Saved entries
+---+

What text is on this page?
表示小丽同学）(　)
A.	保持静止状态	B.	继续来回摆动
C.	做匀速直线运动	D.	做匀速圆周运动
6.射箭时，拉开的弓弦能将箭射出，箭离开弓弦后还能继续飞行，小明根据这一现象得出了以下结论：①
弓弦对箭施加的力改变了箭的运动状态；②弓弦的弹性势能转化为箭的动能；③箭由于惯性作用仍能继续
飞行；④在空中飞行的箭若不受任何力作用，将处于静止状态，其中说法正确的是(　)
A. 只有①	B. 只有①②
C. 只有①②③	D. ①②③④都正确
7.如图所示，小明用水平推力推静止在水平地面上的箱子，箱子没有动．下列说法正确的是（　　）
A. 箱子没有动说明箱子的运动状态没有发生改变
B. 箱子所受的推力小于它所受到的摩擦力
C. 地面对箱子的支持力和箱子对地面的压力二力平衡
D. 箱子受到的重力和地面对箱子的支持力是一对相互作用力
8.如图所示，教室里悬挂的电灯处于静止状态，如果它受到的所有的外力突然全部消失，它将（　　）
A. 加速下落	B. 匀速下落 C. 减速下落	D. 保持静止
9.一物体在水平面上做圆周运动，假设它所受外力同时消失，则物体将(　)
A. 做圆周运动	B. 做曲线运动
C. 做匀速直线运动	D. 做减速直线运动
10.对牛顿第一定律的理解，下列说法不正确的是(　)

+---+

*Aim*
Copy out the whole listing exactly.

*Reply to the exercise*
What text is on this page?
表示小丽同学）(　)
A.	保持静止状态	B.	继续来回摆动
C.	做匀速直线运动	D.	做匀速圆周运动
6.射箭时，拉开的弓弦能将箭射出，箭离开弓弦后还能继续飞行，小明根据这一现象得出了以下结论：①
弓弦对箭施加的力改变了箭的运动状态；②弓弦的弹性势能转化为箭的动能；③箭由于惯性作用仍能继续
飞行；④在空中飞行的箭若不受任何力作用，将处于静止状态，其中说法正确的是(　)
A. 只有①	B. 只有①②
C. 只有①②③	D. ①②③④都正确
7.如图所示，小明用水平推力推静止在水平地面上的箱子，箱子没有动．下列说法正确的是（　　）
A. 箱子没有动说明箱子的运动状态没有发生改变
B. 箱子所受的推力小于它所受到的摩擦力
C. 地面对箱子的支持力和箱子对地面的压力二力平衡
D. 箱子受到的重力和地面对箱子的支持力是一对相互作用力
8.如图所示，教室里悬挂的电灯处于静止状态，如果它受到的所有的外力突然全部消失，它将（　　）
A. 加速下落	B. 匀速下落 C. 减速下落	D. 保持静止
9.一物体在水平面上做圆周运动，假设它所受外力同时消失，则物体将(　)
A. 做圆周运动	B. 做曲线运动
C. 做匀速直线运动	D. 做减速直线运动
10.对牛顿第一定律的理解，下列说法不正确的是(　)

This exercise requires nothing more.